- _Extracted entries_:

________

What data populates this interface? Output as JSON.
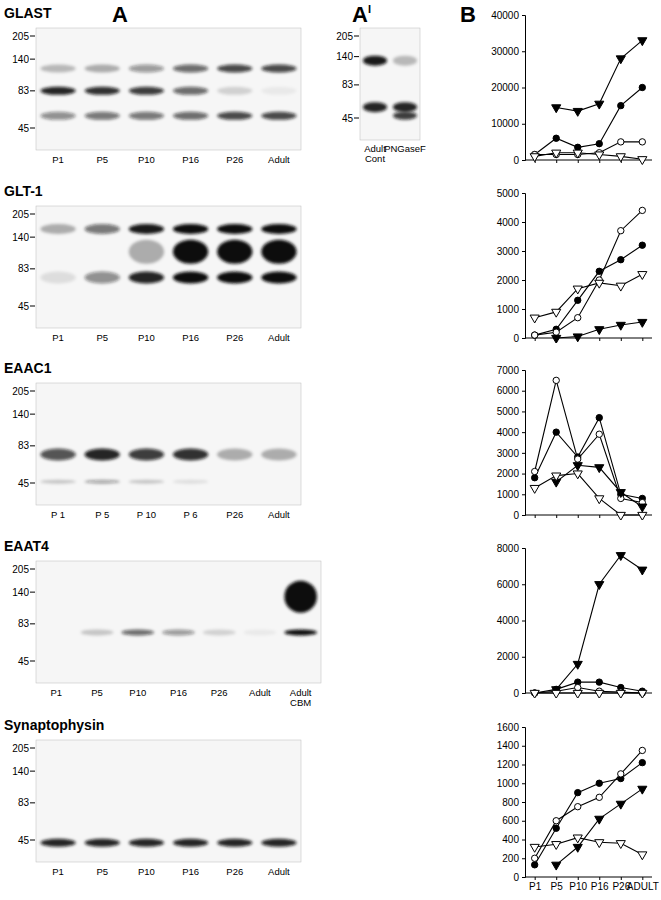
{
  "panel_labels": {
    "a": "A",
    "a_inset": "A",
    "a_inset_sup": "I",
    "b": "B"
  },
  "blots": [
    {
      "title": "GLAST",
      "mw": [
        205,
        140,
        83,
        45
      ],
      "lanes": [
        "P1",
        "P5",
        "P10",
        "P16",
        "P26",
        "Adult"
      ]
    },
    {
      "title": "GLT-1",
      "mw": [
        205,
        140,
        83,
        45
      ],
      "lanes": [
        "P1",
        "P5",
        "P10",
        "P16",
        "P26",
        "Adult"
      ]
    },
    {
      "title": "EAAC1",
      "mw": [
        205,
        140,
        83,
        45
      ],
      "lanes": [
        "P 1",
        "P 5",
        "P 10",
        "P 6",
        "P26",
        "Adult"
      ]
    },
    {
      "title": "EAAT4",
      "mw": [
        205,
        140,
        83,
        45
      ],
      "lanes": [
        "P1",
        "P5",
        "P10",
        "P16",
        "P26",
        "Adult",
        [
          "Adult",
          "CBM"
        ]
      ]
    },
    {
      "title": "Synaptophysin",
      "mw": [
        205,
        140,
        83,
        45
      ],
      "lanes": [
        "P1",
        "P5",
        "P10",
        "P16",
        "P26",
        "Adult"
      ]
    }
  ],
  "inset": {
    "mw": [
      205,
      140,
      83,
      45
    ],
    "lanes": [
      [
        "Adult",
        "Cont"
      ],
      [
        "PNGaseF"
      ]
    ]
  },
  "chart_data": [
    {
      "type": "line",
      "categories": [
        "P1",
        "P5",
        "P10",
        "P16",
        "P26",
        "ADULT"
      ],
      "tick_labels": "y",
      "ylim": [
        0,
        40000
      ],
      "yticks": [
        0,
        10000,
        20000,
        30000,
        40000
      ],
      "series": [
        {
          "color": "#000000",
          "marker": "circle",
          "values": [
            1500,
            6000,
            3500,
            4500,
            15000,
            20000
          ]
        },
        {
          "color": "#000000",
          "marker": "circle-open",
          "values": [
            1500,
            1500,
            1500,
            2000,
            5000,
            5000
          ]
        },
        {
          "color": "#000000",
          "marker": "triangle-down",
          "values": [
            null,
            14500,
            13500,
            15500,
            28000,
            33000
          ]
        },
        {
          "color": "#000000",
          "marker": "triangle-down-open",
          "values": [
            1000,
            2000,
            2000,
            1500,
            1000,
            200
          ]
        }
      ]
    },
    {
      "type": "line",
      "categories": [
        "P1",
        "P5",
        "P10",
        "P16",
        "P26",
        "ADULT"
      ],
      "tick_labels": "y",
      "ylim": [
        0,
        5000
      ],
      "yticks": [
        0,
        1000,
        2000,
        3000,
        4000,
        5000
      ],
      "series": [
        {
          "color": "#000000",
          "marker": "circle",
          "values": [
            100,
            300,
            1300,
            2300,
            2700,
            3200
          ]
        },
        {
          "color": "#000000",
          "marker": "circle-open",
          "values": [
            100,
            200,
            700,
            2000,
            3700,
            4400
          ]
        },
        {
          "color": "#000000",
          "marker": "triangle-down",
          "values": [
            null,
            0,
            50,
            300,
            450,
            550
          ]
        },
        {
          "color": "#000000",
          "marker": "triangle-down-open",
          "values": [
            700,
            900,
            1700,
            1900,
            1800,
            2200
          ]
        }
      ]
    },
    {
      "type": "line",
      "categories": [
        "P1",
        "P5",
        "P10",
        "P16",
        "P26",
        "ADULT"
      ],
      "tick_labels": "y",
      "ylim": [
        0,
        7000
      ],
      "yticks": [
        0,
        1000,
        2000,
        3000,
        4000,
        5000,
        6000,
        7000
      ],
      "series": [
        {
          "color": "#000000",
          "marker": "circle",
          "values": [
            1800,
            4000,
            2800,
            4700,
            1000,
            800
          ]
        },
        {
          "color": "#000000",
          "marker": "circle-open",
          "values": [
            2100,
            6500,
            2700,
            3900,
            800,
            600
          ]
        },
        {
          "color": "#000000",
          "marker": "triangle-down",
          "values": [
            null,
            1600,
            2400,
            2300,
            1100,
            400
          ]
        },
        {
          "color": "#000000",
          "marker": "triangle-down-open",
          "values": [
            1300,
            1900,
            2000,
            800,
            0,
            0
          ]
        }
      ]
    },
    {
      "type": "line",
      "categories": [
        "P1",
        "P5",
        "P10",
        "P16",
        "P26",
        "ADULT"
      ],
      "tick_labels": "y",
      "ylim": [
        0,
        8000
      ],
      "yticks": [
        0,
        2000,
        4000,
        6000,
        8000
      ],
      "series": [
        {
          "color": "#000000",
          "marker": "circle",
          "values": [
            0,
            200,
            600,
            600,
            300,
            100
          ]
        },
        {
          "color": "#000000",
          "marker": "circle-open",
          "values": [
            0,
            100,
            300,
            100,
            50,
            0
          ]
        },
        {
          "color": "#000000",
          "marker": "triangle-down",
          "values": [
            null,
            200,
            1600,
            6000,
            7600,
            6800
          ]
        },
        {
          "color": "#000000",
          "marker": "triangle-down-open",
          "values": [
            0,
            0,
            0,
            0,
            0,
            0
          ]
        }
      ]
    },
    {
      "type": "line",
      "categories": [
        "P1",
        "P5",
        "P10",
        "P16",
        "P26",
        "ADULT"
      ],
      "ylim": [
        0,
        1600
      ],
      "yticks": [
        0,
        200,
        400,
        600,
        800,
        1000,
        1200,
        1400,
        1600
      ],
      "series": [
        {
          "color": "#000000",
          "marker": "circle",
          "values": [
            130,
            520,
            900,
            1000,
            1050,
            1220
          ]
        },
        {
          "color": "#000000",
          "marker": "circle-open",
          "values": [
            200,
            600,
            750,
            850,
            1100,
            1350
          ]
        },
        {
          "color": "#000000",
          "marker": "triangle-down",
          "values": [
            null,
            130,
            320,
            620,
            780,
            940
          ]
        },
        {
          "color": "#000000",
          "marker": "triangle-down-open",
          "values": [
            320,
            350,
            420,
            370,
            360,
            240
          ]
        }
      ]
    }
  ]
}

________

- _Exercise task_: Restate the whole listing above exactly, except for its images.

- _Expected output_:
What data populates this interface? Output as JSON.
{
  "panel_labels": {
    "a": "A",
    "a_inset": "A",
    "a_inset_sup": "I",
    "b": "B"
  },
  "blots": [
    {
      "title": "GLAST",
      "mw": [
        205,
        140,
        83,
        45
      ],
      "lanes": [
        "P1",
        "P5",
        "P10",
        "P16",
        "P26",
        "Adult"
      ]
    },
    {
      "title": "GLT-1",
      "mw": [
        205,
        140,
        83,
        45
      ],
      "lanes": [
        "P1",
        "P5",
        "P10",
        "P16",
        "P26",
        "Adult"
      ]
    },
    {
      "title": "EAAC1",
      "mw": [
        205,
        140,
        83,
        45
      ],
      "lanes": [
        "P 1",
        "P 5",
        "P 10",
        "P 6",
        "P26",
        "Adult"
      ]
    },
    {
      "title": "EAAT4",
      "mw": [
        205,
        140,
        83,
        45
      ],
      "lanes": [
        "P1",
        "P5",
        "P10",
        "P16",
        "P26",
        "Adult",
        [
          "Adult",
          "CBM"
        ]
      ]
    },
    {
      "title": "Synaptophysin",
      "mw": [
        205,
        140,
        83,
        45
      ],
      "lanes": [
        "P1",
        "P5",
        "P10",
        "P16",
        "P26",
        "Adult"
      ]
    }
  ],
  "inset": {
    "mw": [
      205,
      140,
      83,
      45
    ],
    "lanes": [
      [
        "Adult",
        "Cont"
      ],
      [
        "PNGaseF"
      ]
    ]
  },
  "chart_data": [
    {
      "type": "line",
      "categories": [
        "P1",
        "P5",
        "P10",
        "P16",
        "P26",
        "ADULT"
      ],
      "tick_labels": "y",
      "ylim": [
        0,
        40000
      ],
      "yticks": [
        0,
        10000,
        20000,
        30000,
        40000
      ],
      "series": [
        {
          "color": "#000000",
          "marker": "circle",
          "values": [
            1500,
            6000,
            3500,
            4500,
            15000,
            20000
          ]
        },
        {
          "color": "#000000",
          "marker": "circle-open",
          "values": [
            1500,
            1500,
            1500,
            2000,
            5000,
            5000
          ]
        },
        {
          "color": "#000000",
          "marker": "triangle-down",
          "values": [
            null,
            14500,
            13500,
            15500,
            28000,
            33000
          ]
        },
        {
          "color": "#000000",
          "marker": "triangle-down-open",
          "values": [
            1000,
            2000,
            2000,
            1500,
            1000,
            200
          ]
        }
      ]
    },
    {
      "type": "line",
      "categories": [
        "P1",
        "P5",
        "P10",
        "P16",
        "P26",
        "ADULT"
      ],
      "tick_labels": "y",
      "ylim": [
        0,
        5000
      ],
      "yticks": [
        0,
        1000,
        2000,
        3000,
        4000,
        5000
      ],
      "series": [
        {
          "color": "#000000",
          "marker": "circle",
          "values": [
            100,
            300,
            1300,
            2300,
            2700,
            3200
          ]
        },
        {
          "color": "#000000",
          "marker": "circle-open",
          "values": [
            100,
            200,
            700,
            2000,
            3700,
            4400
          ]
        },
        {
          "color": "#000000",
          "marker": "triangle-down",
          "values": [
            null,
            0,
            50,
            300,
            450,
            550
          ]
        },
        {
          "color": "#000000",
          "marker": "triangle-down-open",
          "values": [
            700,
            900,
            1700,
            1900,
            1800,
            2200
          ]
        }
      ]
    },
    {
      "type": "line",
      "categories": [
        "P1",
        "P5",
        "P10",
        "P16",
        "P26",
        "ADULT"
      ],
      "tick_labels": "y",
      "ylim": [
        0,
        7000
      ],
      "yticks": [
        0,
        1000,
        2000,
        3000,
        4000,
        5000,
        6000,
        7000
      ],
      "series": [
        {
          "color": "#000000",
          "marker": "circle",
          "values": [
            1800,
            4000,
            2800,
            4700,
            1000,
            800
          ]
        },
        {
          "color": "#000000",
          "marker": "circle-open",
          "values": [
            2100,
            6500,
            2700,
            3900,
            800,
            600
          ]
        },
        {
          "color": "#000000",
          "marker": "triangle-down",
          "values": [
            null,
            1600,
            2400,
            2300,
            1100,
            400
          ]
        },
        {
          "color": "#000000",
          "marker": "triangle-down-open",
          "values": [
            1300,
            1900,
            2000,
            800,
            0,
            0
          ]
        }
      ]
    },
    {
      "type": "line",
      "categories": [
        "P1",
        "P5",
        "P10",
        "P16",
        "P26",
        "ADULT"
      ],
      "tick_labels": "y",
      "ylim": [
        0,
        8000
      ],
      "yticks": [
        0,
        2000,
        4000,
        6000,
        8000
      ],
      "series": [
        {
          "color": "#000000",
          "marker": "circle",
          "values": [
            0,
            200,
            600,
            600,
            300,
            100
          ]
        },
        {
          "color": "#000000",
          "marker": "circle-open",
          "values": [
            0,
            100,
            300,
            100,
            50,
            0
          ]
        },
        {
          "color": "#000000",
          "marker": "triangle-down",
          "values": [
            null,
            200,
            1600,
            6000,
            7600,
            6800
          ]
        },
        {
          "color": "#000000",
          "marker": "triangle-down-open",
          "values": [
            0,
            0,
            0,
            0,
            0,
            0
          ]
        }
      ]
    },
    {
      "type": "line",
      "categories": [
        "P1",
        "P5",
        "P10",
        "P16",
        "P26",
        "ADULT"
      ],
      "ylim": [
        0,
        1600
      ],
      "yticks": [
        0,
        200,
        400,
        600,
        800,
        1000,
        1200,
        1400,
        1600
      ],
      "series": [
        {
          "color": "#000000",
          "marker": "circle",
          "values": [
            130,
            520,
            900,
            1000,
            1050,
            1220
          ]
        },
        {
          "color": "#000000",
          "marker": "circle-open",
          "values": [
            200,
            600,
            750,
            850,
            1100,
            1350
          ]
        },
        {
          "color": "#000000",
          "marker": "triangle-down",
          "values": [
            null,
            130,
            320,
            620,
            780,
            940
          ]
        },
        {
          "color": "#000000",
          "marker": "triangle-down-open",
          "values": [
            320,
            350,
            420,
            370,
            360,
            240
          ]
        }
      ]
    }
  ]
}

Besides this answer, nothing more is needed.